Records about charts and figures:
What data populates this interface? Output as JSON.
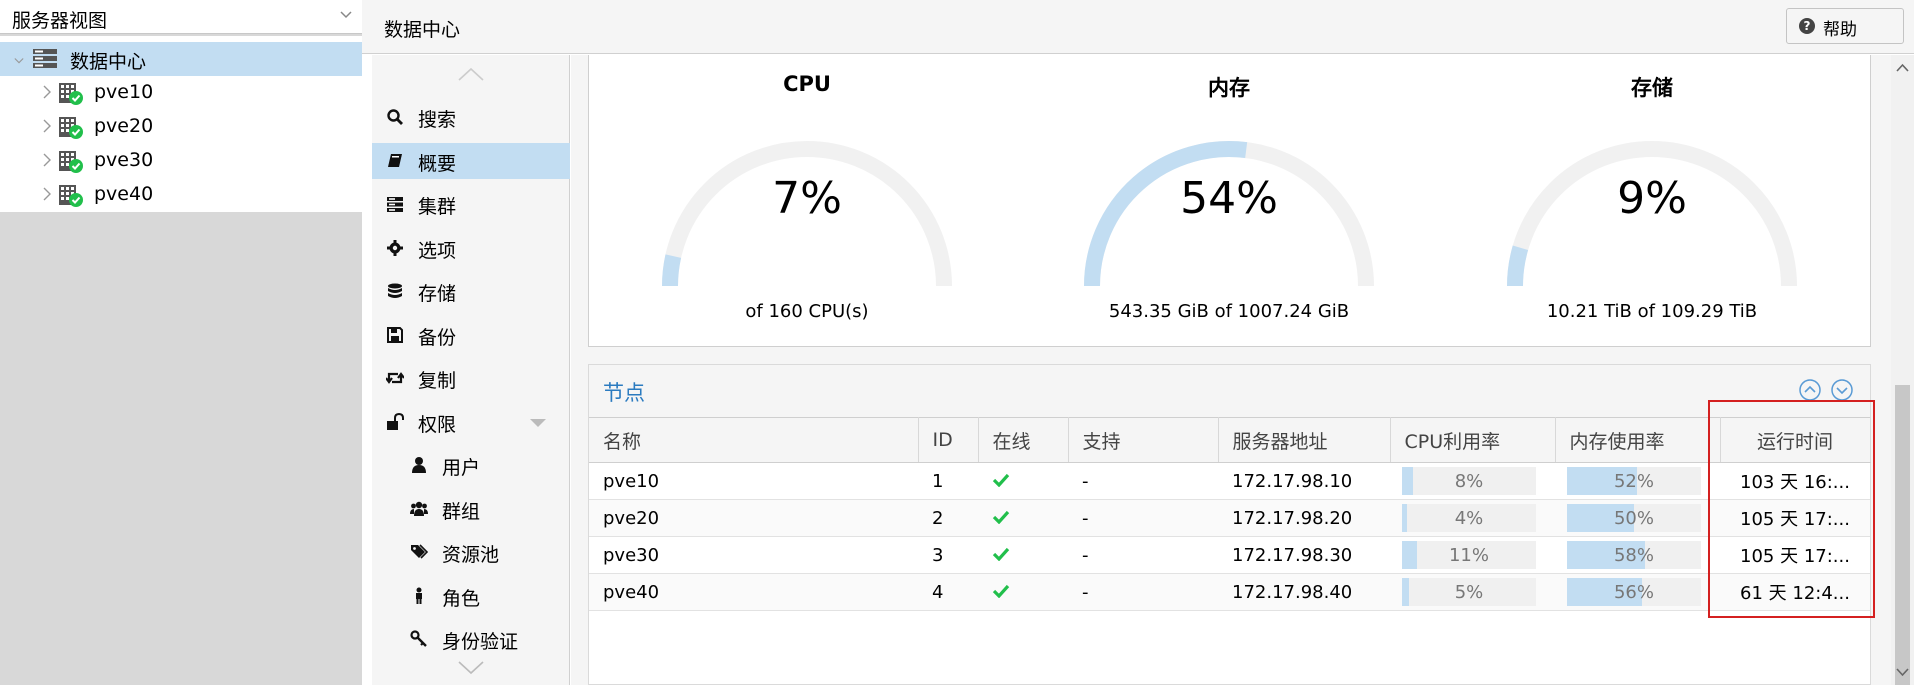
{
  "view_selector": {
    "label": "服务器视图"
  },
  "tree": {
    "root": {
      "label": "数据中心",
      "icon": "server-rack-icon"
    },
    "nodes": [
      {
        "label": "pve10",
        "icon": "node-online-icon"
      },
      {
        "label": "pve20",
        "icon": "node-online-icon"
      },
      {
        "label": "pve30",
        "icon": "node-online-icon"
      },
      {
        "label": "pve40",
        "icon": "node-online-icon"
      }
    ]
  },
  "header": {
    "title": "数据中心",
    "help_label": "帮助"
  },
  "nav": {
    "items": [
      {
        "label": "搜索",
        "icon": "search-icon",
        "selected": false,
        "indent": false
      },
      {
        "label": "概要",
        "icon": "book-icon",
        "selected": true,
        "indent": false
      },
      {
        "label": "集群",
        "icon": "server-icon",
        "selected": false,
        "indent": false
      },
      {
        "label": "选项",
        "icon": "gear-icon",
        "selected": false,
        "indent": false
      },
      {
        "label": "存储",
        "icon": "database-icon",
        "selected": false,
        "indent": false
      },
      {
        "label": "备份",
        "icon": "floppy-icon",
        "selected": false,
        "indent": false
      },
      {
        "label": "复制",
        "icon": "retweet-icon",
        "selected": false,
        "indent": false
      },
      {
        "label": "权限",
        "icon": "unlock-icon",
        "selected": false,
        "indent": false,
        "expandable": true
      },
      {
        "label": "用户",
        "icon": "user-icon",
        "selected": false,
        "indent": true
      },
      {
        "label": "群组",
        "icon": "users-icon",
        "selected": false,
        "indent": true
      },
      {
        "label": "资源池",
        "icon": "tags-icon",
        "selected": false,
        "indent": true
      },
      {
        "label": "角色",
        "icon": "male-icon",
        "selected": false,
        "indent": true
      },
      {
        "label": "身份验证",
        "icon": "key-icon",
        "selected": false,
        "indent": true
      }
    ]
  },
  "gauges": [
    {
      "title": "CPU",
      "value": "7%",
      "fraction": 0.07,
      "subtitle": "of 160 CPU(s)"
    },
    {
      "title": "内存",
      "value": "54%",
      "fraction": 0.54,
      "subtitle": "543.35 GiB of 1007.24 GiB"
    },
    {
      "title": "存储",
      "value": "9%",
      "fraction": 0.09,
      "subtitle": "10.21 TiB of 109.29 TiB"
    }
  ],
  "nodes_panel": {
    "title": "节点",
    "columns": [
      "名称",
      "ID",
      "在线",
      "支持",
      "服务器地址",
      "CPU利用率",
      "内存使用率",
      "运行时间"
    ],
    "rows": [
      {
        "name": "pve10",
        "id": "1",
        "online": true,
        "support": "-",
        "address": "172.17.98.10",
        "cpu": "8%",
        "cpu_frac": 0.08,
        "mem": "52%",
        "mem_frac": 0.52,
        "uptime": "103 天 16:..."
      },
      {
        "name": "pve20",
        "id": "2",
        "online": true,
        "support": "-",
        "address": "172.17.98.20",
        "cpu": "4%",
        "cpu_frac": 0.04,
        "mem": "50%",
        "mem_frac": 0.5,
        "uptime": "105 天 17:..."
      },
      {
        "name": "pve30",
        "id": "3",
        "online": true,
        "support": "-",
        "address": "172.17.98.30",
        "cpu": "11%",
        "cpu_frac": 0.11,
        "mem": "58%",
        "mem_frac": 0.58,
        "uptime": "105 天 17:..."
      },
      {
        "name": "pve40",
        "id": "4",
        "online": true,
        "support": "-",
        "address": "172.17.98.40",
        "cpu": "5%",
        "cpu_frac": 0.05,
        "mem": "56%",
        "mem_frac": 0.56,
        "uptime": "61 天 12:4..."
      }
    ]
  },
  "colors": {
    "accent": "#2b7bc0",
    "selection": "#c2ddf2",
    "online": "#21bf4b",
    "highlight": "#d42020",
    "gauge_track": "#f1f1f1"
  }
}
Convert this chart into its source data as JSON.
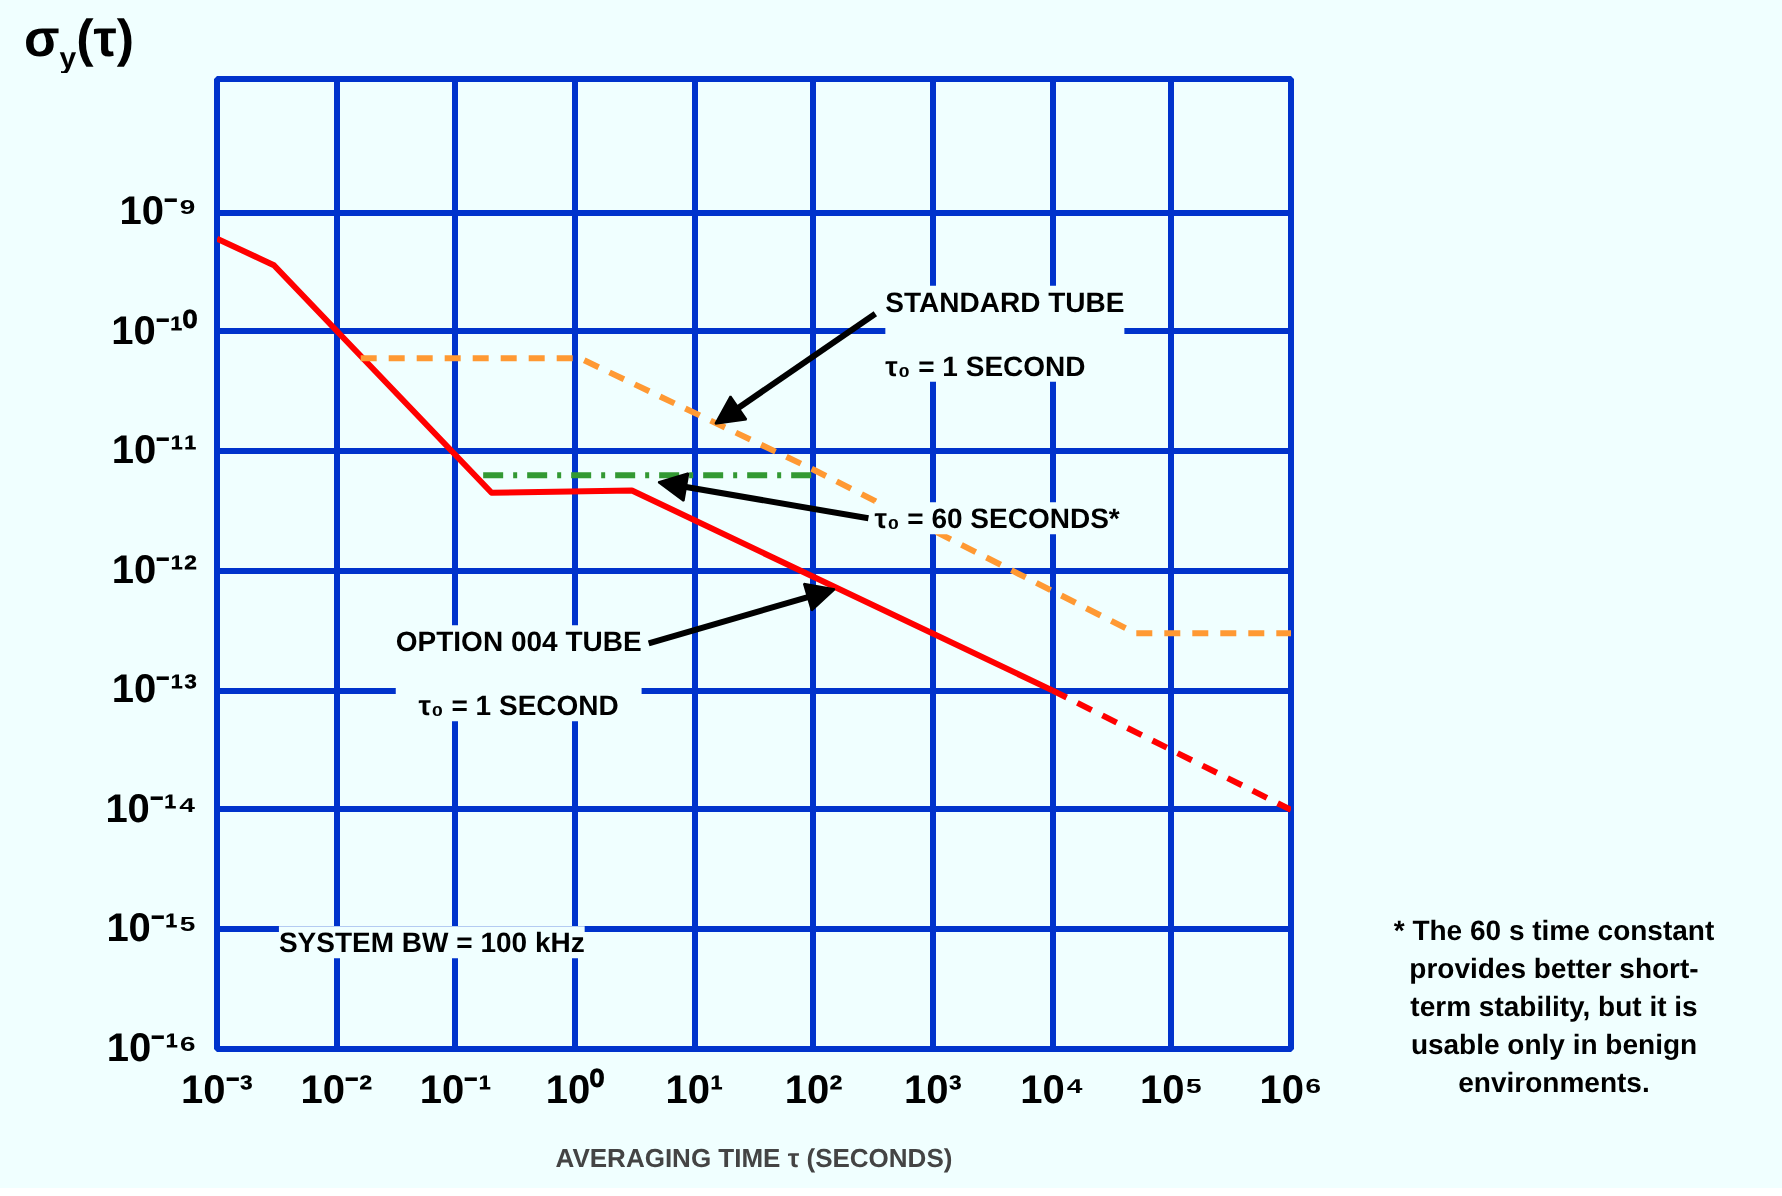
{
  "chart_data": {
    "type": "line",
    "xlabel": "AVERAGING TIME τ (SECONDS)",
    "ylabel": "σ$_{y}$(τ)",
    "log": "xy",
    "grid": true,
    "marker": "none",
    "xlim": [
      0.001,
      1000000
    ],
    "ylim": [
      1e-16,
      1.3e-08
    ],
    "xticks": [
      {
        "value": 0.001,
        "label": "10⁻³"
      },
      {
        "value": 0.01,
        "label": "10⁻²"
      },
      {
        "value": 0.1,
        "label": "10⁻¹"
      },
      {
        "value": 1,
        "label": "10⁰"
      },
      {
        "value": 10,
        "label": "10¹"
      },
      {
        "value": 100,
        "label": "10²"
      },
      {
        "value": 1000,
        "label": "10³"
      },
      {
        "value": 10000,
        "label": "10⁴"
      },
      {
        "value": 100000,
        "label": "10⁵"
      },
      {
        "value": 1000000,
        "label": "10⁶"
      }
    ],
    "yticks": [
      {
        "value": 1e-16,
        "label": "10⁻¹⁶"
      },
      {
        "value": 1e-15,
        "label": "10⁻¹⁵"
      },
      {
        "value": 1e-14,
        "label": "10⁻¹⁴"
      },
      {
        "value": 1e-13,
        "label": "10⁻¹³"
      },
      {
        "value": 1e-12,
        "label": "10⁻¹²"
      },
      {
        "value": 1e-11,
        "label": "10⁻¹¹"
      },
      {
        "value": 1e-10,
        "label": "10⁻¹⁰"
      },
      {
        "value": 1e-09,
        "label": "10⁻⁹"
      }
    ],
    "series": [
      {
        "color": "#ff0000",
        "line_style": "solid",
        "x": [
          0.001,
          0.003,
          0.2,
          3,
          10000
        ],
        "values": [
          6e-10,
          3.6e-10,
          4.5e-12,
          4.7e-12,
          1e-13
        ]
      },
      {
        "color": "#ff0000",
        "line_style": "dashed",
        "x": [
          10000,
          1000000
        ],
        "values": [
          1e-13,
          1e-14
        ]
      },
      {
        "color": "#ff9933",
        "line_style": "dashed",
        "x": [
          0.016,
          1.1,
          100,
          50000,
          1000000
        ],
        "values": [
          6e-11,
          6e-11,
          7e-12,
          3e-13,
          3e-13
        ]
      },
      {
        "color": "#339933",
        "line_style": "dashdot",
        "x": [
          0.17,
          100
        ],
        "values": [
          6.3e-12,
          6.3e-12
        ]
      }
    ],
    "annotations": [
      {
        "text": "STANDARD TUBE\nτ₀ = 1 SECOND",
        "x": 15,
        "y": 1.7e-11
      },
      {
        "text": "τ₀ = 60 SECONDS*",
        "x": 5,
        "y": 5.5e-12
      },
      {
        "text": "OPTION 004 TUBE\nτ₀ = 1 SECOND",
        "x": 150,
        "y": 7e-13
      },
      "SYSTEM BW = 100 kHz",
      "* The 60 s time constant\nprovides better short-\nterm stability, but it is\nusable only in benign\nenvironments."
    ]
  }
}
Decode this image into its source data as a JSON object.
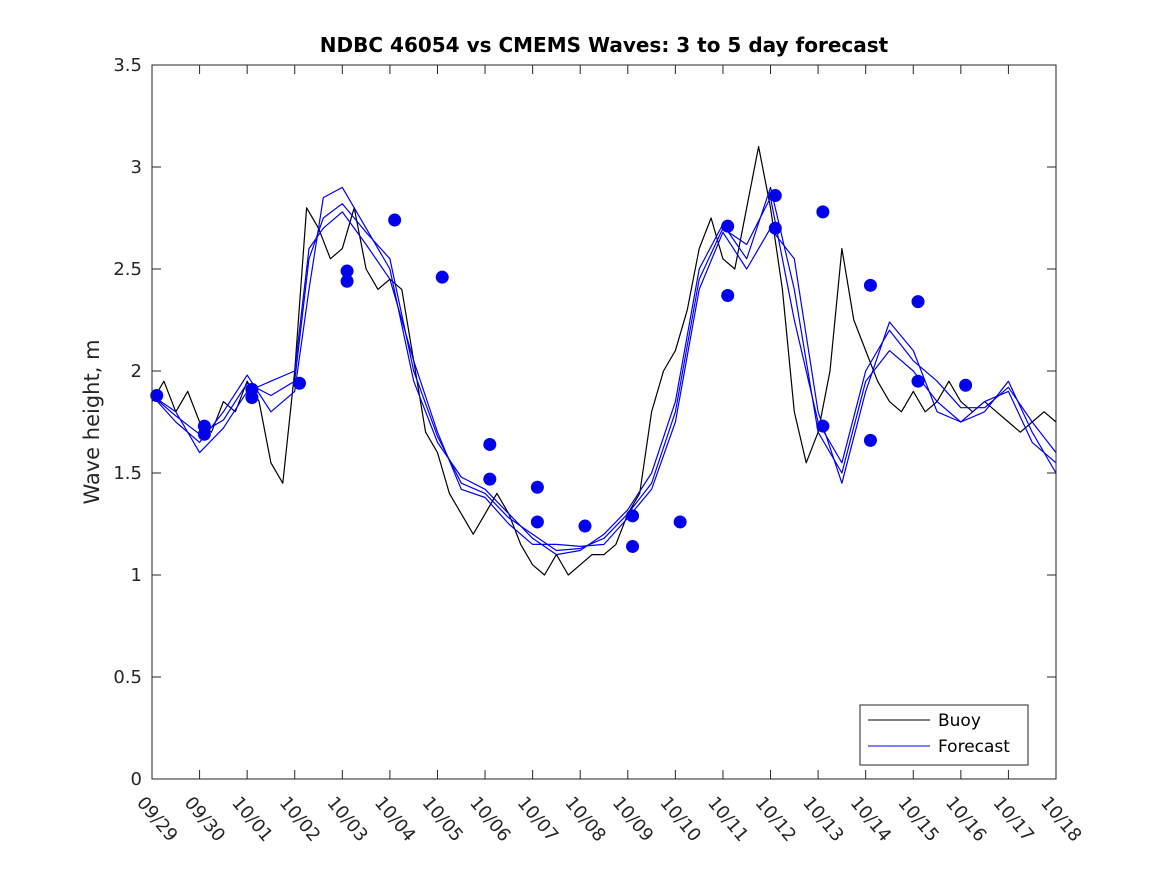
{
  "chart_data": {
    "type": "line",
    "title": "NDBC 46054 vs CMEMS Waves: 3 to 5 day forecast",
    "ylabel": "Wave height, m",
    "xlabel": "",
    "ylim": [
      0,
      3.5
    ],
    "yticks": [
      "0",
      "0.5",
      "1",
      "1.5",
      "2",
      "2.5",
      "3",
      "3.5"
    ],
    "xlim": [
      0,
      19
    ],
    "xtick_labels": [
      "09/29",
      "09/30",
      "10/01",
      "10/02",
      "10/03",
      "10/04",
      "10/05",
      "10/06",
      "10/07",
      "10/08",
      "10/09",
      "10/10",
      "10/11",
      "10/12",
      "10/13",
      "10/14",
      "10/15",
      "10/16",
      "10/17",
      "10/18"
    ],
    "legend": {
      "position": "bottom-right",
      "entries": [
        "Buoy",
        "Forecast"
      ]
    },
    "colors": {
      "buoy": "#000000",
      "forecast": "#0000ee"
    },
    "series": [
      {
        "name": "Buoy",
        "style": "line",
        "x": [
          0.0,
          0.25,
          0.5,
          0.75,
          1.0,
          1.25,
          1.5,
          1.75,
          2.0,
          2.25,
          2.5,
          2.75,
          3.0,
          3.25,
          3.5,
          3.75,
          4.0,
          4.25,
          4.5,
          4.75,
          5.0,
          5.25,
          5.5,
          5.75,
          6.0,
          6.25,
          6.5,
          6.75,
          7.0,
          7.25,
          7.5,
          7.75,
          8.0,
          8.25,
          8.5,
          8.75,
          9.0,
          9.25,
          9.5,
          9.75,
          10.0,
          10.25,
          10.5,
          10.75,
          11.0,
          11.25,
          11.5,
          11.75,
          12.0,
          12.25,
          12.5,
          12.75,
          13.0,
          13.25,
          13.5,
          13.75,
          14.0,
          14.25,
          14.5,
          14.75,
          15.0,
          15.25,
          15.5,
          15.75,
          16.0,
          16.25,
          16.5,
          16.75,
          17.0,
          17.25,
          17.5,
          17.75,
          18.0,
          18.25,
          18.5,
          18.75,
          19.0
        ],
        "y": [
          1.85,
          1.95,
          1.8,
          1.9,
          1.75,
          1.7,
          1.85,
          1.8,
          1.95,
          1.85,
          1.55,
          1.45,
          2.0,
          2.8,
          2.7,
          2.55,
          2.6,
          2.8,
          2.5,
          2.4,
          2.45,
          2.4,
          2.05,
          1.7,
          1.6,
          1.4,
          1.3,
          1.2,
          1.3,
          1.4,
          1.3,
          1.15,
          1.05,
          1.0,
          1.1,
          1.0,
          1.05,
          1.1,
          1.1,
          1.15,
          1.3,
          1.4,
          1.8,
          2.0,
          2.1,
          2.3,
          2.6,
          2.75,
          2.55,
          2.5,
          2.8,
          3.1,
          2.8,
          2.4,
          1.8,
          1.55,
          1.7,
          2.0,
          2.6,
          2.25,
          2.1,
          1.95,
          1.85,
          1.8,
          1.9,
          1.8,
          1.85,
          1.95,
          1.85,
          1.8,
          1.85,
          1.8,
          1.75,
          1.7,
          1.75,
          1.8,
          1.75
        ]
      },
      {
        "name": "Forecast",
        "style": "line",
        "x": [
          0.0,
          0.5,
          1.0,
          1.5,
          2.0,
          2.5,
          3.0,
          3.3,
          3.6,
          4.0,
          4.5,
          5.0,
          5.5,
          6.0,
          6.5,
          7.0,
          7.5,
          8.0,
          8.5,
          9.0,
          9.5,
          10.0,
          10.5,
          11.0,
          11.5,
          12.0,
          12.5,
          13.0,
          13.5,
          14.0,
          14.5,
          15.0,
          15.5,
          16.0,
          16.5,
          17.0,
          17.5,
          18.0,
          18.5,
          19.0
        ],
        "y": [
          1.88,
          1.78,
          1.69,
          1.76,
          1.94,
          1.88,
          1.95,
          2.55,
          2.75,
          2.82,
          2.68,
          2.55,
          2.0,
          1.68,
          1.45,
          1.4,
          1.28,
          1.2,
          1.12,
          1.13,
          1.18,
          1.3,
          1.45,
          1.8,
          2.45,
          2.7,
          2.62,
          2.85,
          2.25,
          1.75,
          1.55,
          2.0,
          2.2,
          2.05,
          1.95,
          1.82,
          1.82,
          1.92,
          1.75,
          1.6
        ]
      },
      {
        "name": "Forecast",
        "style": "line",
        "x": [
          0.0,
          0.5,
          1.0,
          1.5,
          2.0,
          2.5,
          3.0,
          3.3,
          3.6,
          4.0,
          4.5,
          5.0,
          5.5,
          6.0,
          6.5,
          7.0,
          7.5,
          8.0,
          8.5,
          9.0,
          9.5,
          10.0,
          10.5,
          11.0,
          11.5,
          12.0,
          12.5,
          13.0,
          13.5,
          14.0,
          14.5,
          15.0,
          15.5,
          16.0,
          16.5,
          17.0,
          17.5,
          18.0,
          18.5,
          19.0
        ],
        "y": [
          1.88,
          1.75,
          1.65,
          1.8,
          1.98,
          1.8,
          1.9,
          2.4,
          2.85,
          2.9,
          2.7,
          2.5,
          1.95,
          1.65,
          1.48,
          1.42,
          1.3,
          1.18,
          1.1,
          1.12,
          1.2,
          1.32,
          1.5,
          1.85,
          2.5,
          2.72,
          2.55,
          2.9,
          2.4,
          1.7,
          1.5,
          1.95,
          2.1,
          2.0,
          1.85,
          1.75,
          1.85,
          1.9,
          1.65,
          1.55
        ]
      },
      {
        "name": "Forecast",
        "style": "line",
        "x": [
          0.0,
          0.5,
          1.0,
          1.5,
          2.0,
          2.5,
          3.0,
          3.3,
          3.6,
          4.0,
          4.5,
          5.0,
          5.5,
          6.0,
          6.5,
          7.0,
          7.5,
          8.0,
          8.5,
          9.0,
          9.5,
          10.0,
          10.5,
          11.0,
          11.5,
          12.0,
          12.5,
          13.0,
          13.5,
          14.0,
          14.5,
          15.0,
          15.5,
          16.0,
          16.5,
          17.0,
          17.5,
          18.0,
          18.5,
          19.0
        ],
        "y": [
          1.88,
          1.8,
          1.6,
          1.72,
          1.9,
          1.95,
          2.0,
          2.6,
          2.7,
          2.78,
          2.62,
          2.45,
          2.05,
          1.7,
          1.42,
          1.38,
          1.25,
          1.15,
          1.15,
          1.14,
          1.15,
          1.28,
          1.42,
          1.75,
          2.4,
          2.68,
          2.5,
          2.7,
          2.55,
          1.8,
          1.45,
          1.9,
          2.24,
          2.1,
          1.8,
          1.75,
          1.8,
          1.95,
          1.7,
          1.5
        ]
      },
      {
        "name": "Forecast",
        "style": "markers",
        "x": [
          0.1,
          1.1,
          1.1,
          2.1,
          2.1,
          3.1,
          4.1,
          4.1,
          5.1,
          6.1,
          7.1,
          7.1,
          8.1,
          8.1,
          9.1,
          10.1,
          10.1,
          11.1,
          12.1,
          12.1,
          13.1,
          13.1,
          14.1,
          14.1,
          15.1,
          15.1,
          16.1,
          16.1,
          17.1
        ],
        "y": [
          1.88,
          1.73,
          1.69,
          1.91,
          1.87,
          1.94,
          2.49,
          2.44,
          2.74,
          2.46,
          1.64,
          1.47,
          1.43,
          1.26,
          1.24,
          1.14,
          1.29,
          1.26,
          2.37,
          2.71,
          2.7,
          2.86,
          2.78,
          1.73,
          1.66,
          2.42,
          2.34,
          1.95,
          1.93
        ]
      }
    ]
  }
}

PROBLEM REQUIREMENTS: Work through the listing above and report how many lines include the string "into", with no other text.

FINAL RESULT: 2